### Records supplied
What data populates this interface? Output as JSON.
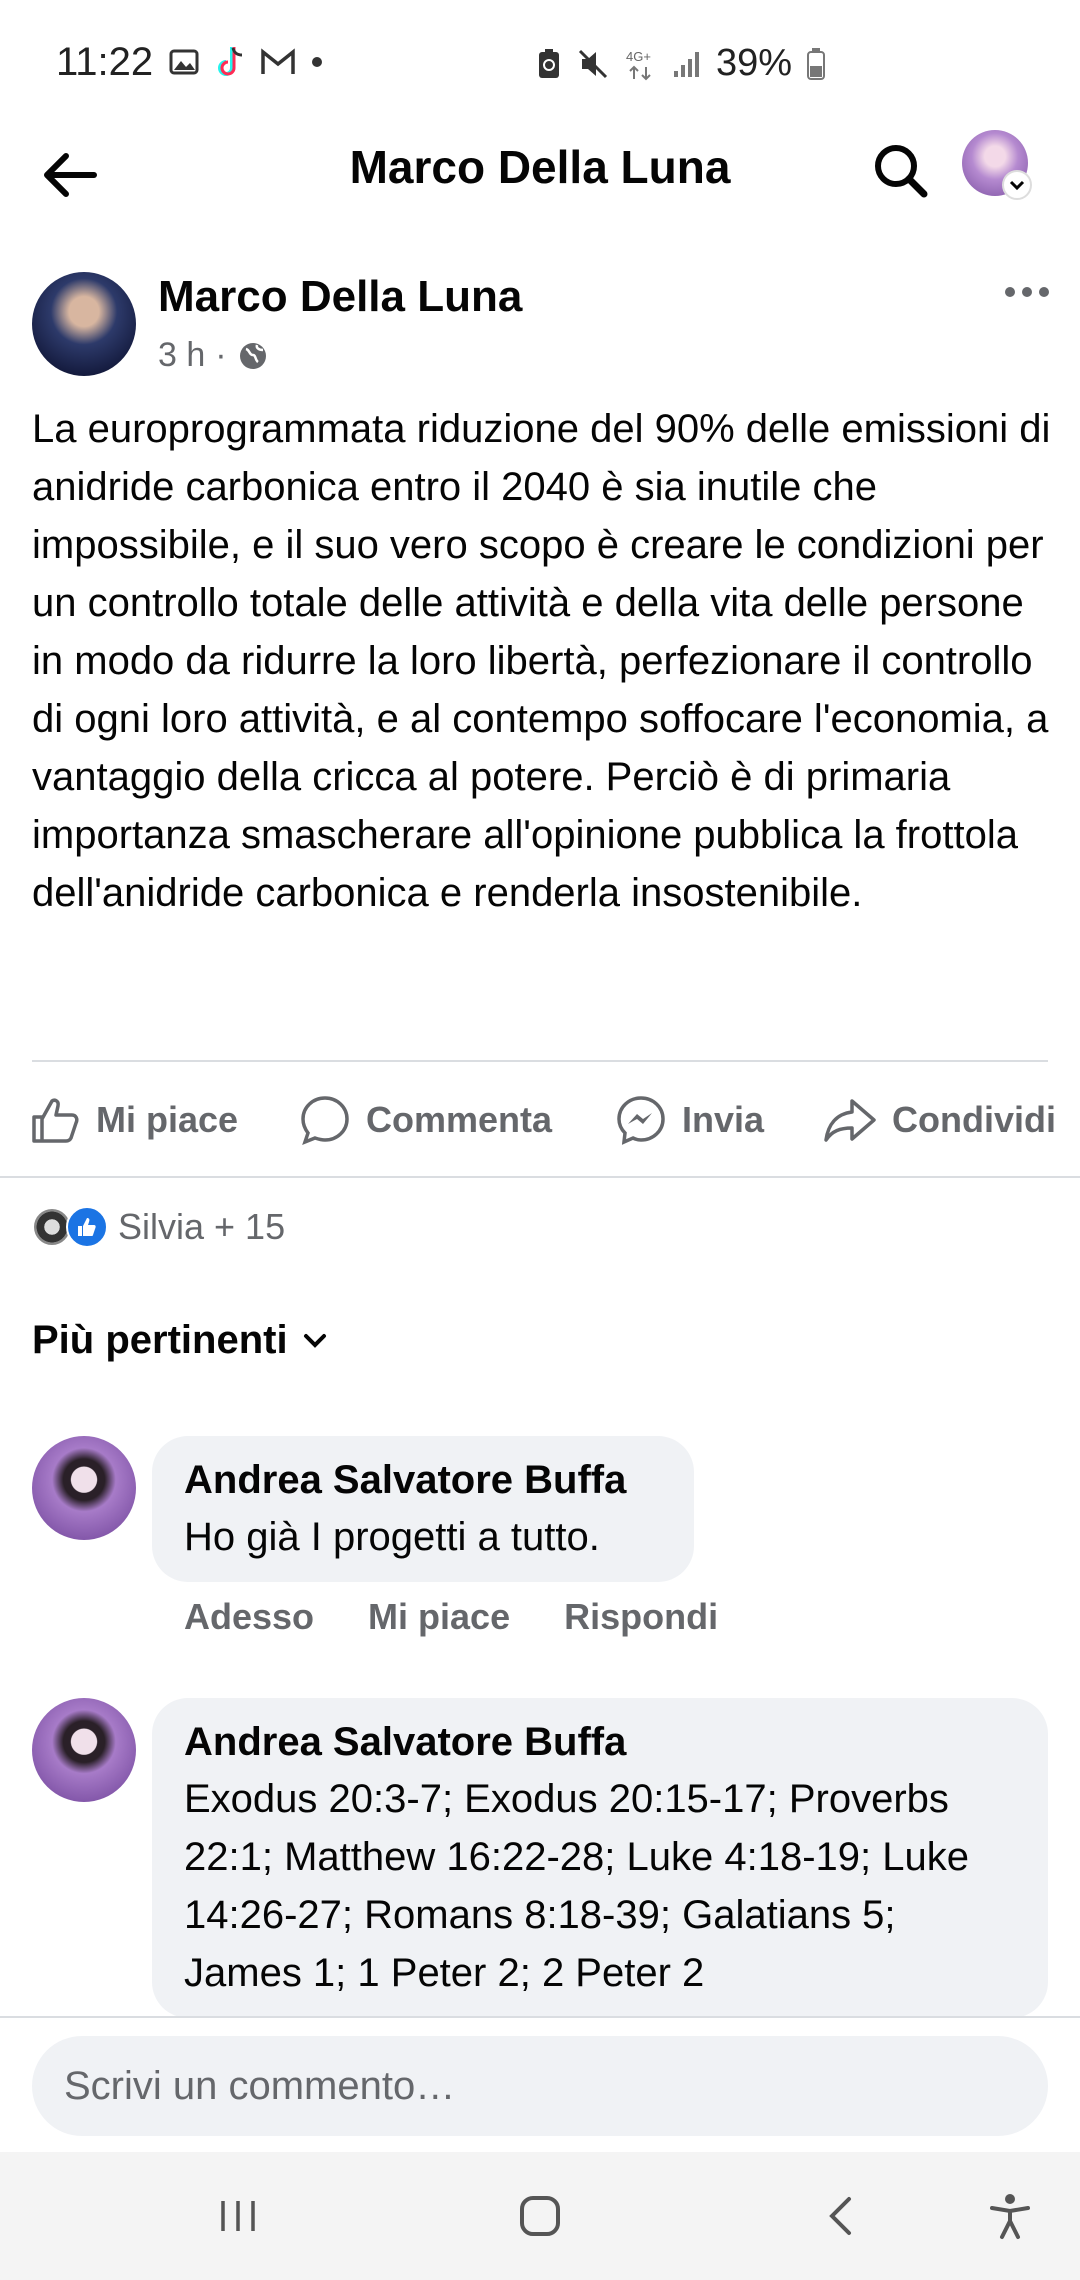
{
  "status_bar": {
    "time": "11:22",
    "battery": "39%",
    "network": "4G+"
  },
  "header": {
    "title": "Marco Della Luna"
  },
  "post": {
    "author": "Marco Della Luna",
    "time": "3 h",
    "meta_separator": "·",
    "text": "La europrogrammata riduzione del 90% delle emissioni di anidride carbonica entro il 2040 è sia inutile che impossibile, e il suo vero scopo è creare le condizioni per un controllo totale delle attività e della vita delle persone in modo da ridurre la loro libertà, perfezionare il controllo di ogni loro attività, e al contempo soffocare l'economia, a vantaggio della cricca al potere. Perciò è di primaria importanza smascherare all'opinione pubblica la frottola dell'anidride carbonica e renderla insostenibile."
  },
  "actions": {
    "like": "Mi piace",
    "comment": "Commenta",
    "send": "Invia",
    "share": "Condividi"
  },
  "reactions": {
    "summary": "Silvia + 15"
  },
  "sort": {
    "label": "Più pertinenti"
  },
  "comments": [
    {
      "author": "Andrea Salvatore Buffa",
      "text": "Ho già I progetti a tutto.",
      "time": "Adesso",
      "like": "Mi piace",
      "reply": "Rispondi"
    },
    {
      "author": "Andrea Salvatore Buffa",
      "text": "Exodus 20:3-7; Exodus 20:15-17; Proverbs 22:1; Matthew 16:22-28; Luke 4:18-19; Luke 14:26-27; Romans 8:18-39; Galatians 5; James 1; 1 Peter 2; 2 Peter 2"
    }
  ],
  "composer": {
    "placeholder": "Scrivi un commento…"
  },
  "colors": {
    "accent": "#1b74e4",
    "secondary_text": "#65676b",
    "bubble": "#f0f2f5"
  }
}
--
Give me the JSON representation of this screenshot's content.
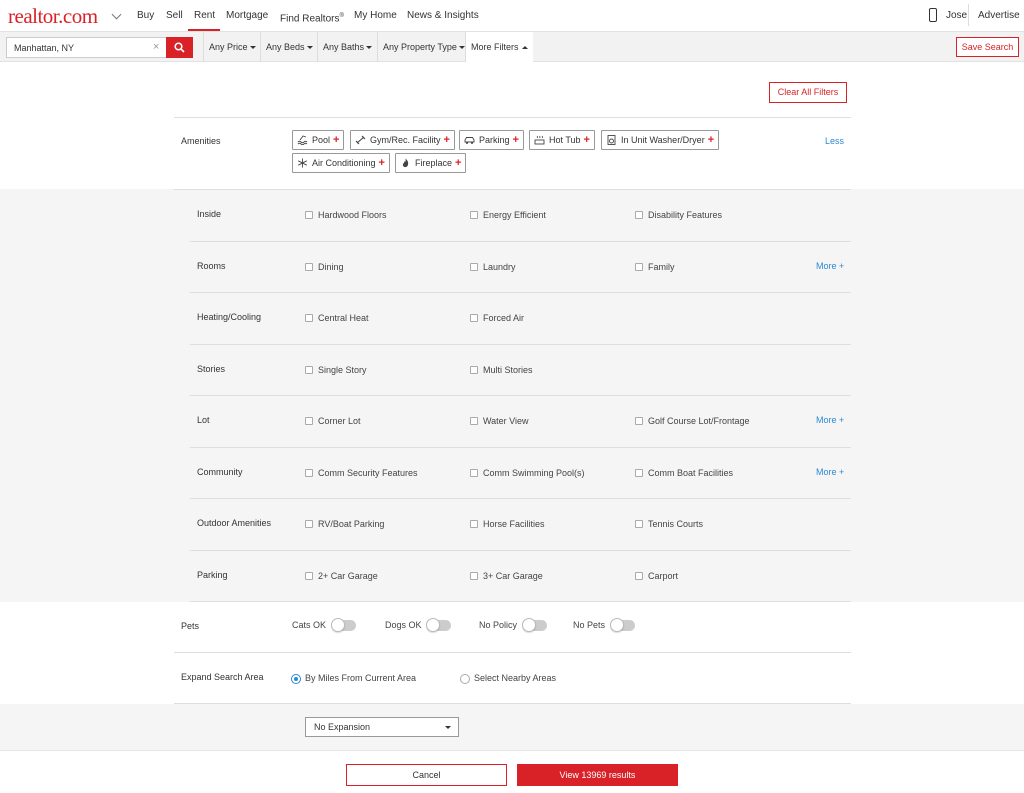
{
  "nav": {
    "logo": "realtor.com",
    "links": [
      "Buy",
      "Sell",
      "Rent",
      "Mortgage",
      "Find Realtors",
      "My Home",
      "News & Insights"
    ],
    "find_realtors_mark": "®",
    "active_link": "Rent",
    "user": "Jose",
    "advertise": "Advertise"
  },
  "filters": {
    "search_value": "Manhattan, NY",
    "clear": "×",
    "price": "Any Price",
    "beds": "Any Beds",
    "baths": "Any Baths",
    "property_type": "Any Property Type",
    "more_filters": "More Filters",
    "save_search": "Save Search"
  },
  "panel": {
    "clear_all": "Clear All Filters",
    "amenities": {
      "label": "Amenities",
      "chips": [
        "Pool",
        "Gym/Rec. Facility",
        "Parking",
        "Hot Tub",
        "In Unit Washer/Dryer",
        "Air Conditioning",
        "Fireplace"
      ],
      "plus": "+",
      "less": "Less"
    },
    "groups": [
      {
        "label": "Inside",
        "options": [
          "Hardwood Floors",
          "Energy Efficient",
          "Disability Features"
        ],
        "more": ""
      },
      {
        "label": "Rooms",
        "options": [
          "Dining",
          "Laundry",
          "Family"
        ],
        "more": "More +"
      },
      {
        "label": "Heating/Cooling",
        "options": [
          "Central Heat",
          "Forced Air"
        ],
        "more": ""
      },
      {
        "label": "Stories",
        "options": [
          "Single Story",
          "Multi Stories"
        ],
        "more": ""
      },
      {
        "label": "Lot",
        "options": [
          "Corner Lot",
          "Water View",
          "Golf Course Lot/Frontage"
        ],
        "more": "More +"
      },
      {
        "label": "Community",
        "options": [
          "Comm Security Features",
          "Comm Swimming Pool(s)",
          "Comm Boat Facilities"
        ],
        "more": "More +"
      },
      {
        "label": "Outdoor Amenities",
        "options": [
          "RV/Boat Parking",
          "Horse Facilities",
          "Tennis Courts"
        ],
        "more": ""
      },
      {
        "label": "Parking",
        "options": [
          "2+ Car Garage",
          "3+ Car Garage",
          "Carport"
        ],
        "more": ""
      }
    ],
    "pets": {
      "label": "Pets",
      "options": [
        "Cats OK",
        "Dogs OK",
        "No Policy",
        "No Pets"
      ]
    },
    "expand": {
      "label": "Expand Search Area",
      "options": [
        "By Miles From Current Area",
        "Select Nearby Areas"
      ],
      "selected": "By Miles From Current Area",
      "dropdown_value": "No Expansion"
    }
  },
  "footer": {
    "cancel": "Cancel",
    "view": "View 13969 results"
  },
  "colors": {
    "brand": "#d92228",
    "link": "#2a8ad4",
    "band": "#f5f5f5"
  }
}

### Problem to solve
Using the material above, state how many lines include the string "Boat". Answer with a single number.

### Exercise output
2